* BEGIN RECORDS TO PROCESS *

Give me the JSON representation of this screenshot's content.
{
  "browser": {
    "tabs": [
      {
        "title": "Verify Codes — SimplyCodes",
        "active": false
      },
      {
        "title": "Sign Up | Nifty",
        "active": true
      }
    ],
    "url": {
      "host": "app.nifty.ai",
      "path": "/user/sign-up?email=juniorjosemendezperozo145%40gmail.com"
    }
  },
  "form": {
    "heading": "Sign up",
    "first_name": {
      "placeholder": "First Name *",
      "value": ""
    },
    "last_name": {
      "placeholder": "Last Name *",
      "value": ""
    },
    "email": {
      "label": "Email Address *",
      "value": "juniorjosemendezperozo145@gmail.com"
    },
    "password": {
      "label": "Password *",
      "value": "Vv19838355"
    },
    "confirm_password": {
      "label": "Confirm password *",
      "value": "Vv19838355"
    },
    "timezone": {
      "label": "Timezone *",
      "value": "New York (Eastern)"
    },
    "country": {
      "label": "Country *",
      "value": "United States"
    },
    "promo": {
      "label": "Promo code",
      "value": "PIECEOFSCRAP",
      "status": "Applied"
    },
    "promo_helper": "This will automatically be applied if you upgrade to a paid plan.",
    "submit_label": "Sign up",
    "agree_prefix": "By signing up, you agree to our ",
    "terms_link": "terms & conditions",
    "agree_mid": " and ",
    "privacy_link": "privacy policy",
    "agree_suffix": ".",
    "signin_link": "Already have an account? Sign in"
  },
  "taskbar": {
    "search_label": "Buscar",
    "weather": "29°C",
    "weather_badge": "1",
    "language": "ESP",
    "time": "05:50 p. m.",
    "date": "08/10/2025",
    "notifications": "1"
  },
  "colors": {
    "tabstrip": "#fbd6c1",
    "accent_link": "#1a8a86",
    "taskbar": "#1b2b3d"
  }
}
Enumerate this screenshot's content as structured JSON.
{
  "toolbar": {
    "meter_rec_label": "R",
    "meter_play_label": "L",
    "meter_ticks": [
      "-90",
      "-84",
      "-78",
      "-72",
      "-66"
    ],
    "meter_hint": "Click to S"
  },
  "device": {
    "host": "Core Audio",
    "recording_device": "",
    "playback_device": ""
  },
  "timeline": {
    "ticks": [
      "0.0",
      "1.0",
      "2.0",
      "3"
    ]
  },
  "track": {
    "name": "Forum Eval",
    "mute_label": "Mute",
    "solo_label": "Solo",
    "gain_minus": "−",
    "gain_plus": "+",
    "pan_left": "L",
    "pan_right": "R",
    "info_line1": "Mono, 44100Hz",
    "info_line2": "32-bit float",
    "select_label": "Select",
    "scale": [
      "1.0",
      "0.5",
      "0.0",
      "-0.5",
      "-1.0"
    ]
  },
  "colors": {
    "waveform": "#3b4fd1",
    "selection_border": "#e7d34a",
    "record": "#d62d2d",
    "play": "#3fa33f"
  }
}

* END RECORDS TO PROCESS *

# DO THIS
Say how many lines in the entries contain the string "content", and leave out everything else.

# RESPONSE TO THE TASK
2